=== What to do ===
Which lines in the material below contain the word "palais"? Copy each of them.

— START OF Supplied records —

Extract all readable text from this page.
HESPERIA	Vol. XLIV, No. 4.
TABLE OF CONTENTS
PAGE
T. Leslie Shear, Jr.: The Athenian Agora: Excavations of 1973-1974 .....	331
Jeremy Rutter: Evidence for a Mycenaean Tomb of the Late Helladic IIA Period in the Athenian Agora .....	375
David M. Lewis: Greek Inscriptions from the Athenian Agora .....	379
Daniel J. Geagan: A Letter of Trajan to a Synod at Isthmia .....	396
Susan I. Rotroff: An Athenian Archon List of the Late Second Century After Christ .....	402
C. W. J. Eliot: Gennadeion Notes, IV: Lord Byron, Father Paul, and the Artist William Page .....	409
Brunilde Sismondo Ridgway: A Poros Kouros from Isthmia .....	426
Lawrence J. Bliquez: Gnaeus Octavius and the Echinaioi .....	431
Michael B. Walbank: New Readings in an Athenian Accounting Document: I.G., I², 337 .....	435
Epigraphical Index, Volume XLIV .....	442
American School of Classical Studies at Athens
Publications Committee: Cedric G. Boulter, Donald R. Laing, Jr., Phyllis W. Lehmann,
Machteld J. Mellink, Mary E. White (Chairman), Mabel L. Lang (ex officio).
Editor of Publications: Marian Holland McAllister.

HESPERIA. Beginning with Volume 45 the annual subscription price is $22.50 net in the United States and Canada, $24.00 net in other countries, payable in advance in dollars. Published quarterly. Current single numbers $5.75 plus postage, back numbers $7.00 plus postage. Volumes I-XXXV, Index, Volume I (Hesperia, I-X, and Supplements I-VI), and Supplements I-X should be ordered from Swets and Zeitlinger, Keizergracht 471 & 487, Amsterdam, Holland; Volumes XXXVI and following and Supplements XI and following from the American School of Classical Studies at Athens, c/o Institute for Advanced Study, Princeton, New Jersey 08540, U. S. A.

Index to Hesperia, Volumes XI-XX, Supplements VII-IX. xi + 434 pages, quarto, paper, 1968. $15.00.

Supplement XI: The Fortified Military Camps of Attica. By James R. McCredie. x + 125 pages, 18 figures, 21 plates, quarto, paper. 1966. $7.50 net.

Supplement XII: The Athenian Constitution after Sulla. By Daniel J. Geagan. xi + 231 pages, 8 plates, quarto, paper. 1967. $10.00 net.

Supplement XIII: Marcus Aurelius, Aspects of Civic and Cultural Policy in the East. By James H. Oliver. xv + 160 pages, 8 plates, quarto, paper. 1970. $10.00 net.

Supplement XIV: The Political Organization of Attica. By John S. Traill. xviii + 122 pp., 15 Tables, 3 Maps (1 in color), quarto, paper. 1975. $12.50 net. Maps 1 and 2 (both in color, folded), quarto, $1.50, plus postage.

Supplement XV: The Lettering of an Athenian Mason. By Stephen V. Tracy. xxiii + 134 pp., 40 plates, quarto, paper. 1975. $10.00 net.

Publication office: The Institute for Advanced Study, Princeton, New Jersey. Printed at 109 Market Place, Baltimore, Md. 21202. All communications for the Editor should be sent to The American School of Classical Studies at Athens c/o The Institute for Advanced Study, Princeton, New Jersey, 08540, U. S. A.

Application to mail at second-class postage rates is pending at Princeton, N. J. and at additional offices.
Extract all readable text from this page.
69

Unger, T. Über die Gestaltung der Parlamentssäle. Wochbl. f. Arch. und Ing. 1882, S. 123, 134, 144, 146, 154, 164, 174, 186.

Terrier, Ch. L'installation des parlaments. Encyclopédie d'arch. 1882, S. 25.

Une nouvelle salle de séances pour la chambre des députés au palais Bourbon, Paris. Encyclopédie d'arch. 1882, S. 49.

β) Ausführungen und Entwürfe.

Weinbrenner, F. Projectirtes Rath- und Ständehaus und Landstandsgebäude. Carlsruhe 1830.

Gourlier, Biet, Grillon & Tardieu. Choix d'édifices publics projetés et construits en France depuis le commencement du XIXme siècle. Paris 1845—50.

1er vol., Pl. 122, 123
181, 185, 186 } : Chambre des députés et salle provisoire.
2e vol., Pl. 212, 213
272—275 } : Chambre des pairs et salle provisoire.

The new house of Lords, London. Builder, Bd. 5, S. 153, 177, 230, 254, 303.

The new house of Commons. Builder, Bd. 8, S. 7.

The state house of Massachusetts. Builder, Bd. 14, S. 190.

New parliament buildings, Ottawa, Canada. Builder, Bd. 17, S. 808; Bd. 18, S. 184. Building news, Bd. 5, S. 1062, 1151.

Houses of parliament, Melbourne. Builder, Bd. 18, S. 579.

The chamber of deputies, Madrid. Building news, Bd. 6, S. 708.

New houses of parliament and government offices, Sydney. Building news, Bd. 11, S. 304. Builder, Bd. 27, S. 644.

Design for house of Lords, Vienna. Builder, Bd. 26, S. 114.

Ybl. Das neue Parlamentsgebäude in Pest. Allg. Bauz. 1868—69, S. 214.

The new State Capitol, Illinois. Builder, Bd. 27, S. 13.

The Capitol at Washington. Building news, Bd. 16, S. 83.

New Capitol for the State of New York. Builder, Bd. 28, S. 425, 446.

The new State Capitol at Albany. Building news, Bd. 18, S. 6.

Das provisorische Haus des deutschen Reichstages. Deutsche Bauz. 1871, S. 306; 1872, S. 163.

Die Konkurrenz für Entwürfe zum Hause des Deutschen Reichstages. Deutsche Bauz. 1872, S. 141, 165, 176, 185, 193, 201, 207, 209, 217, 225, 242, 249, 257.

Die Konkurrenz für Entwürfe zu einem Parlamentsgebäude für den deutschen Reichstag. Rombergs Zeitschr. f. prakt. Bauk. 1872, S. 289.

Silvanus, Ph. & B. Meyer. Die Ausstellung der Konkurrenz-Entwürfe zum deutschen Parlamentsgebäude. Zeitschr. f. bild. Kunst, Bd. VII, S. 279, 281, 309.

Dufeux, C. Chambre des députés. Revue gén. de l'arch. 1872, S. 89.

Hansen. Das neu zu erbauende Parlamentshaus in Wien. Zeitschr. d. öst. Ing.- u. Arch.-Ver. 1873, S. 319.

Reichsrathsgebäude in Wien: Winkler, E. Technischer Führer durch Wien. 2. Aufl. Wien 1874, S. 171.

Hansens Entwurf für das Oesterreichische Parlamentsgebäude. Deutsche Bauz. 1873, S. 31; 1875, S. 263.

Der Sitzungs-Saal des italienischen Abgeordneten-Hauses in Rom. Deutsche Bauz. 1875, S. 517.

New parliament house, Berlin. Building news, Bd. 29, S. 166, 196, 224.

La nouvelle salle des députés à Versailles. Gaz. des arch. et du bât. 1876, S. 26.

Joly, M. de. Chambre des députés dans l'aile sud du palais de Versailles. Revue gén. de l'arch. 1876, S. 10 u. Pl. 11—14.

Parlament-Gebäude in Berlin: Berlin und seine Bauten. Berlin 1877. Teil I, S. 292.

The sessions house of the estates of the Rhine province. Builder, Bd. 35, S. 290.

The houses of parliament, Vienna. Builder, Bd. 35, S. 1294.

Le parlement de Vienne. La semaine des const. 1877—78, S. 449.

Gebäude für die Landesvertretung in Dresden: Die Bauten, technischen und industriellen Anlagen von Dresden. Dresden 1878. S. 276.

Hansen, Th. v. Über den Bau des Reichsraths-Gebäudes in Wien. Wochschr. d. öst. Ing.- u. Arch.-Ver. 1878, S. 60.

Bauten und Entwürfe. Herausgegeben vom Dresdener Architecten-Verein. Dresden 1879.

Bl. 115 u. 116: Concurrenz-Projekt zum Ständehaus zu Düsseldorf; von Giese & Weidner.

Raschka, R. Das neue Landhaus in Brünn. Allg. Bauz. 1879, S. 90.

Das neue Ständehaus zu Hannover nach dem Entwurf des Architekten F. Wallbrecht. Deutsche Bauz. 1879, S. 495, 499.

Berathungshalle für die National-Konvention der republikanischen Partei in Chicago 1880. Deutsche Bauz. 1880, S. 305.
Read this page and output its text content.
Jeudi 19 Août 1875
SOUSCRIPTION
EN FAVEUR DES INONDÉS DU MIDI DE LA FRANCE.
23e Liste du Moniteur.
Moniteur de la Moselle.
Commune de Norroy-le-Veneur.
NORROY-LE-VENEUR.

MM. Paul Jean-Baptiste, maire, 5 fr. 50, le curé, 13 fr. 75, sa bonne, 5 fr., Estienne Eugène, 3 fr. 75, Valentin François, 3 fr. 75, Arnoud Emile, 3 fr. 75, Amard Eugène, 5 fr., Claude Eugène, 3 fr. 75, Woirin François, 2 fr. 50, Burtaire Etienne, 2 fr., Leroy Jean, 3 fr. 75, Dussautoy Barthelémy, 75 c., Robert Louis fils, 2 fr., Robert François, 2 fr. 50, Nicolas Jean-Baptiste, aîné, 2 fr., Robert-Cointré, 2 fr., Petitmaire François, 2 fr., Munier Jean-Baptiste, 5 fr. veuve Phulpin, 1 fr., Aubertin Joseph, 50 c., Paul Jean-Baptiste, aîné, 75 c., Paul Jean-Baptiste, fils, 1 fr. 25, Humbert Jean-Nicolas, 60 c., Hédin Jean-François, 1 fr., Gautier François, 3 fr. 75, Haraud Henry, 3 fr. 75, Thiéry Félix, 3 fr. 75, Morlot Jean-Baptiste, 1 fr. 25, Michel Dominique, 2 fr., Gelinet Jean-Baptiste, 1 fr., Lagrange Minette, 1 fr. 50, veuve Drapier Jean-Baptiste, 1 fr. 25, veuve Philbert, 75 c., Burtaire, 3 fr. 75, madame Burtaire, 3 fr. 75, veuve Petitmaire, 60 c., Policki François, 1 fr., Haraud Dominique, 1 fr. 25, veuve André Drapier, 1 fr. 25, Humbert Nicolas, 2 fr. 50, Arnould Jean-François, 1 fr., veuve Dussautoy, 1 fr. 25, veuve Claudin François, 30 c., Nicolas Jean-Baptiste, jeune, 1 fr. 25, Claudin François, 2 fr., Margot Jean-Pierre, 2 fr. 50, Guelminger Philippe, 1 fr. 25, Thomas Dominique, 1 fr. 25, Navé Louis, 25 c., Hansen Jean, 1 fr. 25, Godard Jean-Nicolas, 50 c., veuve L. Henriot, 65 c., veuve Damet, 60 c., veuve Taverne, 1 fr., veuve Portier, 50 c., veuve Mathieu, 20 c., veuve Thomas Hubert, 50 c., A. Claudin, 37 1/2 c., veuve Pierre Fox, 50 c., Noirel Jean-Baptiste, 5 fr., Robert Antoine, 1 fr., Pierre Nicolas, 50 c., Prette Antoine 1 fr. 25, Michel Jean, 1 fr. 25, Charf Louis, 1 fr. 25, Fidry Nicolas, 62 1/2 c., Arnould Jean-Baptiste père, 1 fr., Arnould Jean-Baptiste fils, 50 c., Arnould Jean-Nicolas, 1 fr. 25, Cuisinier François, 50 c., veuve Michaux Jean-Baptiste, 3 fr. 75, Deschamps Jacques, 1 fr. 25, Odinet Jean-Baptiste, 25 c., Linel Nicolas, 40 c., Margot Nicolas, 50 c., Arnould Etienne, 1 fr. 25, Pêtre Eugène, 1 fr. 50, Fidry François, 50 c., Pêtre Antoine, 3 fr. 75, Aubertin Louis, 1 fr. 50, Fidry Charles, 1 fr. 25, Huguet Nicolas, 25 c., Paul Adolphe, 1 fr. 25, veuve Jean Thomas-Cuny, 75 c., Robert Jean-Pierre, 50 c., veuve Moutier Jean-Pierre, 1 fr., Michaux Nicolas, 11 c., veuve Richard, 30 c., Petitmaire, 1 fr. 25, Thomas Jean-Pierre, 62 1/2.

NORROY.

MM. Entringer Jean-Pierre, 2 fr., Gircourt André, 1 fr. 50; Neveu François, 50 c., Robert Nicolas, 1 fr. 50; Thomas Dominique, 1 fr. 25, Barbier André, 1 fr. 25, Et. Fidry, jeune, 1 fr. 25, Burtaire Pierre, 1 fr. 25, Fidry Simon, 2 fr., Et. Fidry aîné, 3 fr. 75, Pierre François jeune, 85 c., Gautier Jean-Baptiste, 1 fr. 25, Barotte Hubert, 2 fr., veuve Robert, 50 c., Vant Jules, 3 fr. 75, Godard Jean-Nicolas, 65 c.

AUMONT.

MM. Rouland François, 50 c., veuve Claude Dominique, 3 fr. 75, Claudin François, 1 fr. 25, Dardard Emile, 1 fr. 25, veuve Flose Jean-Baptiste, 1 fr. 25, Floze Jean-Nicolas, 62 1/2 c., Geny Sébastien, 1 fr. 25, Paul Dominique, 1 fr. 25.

— END OF Supplied records —

=== Reply ===
Une nouvelle salle de séances pour la chambre des députés au palais Bourbon, Paris. Encyclopédie d'arch. 1882, S. 49.
Joly, M. de. Chambre des députés dans l'aile sud du palais de Versailles. Revue gén. de l'arch. 1876, S. 10 u. Pl. 11—14.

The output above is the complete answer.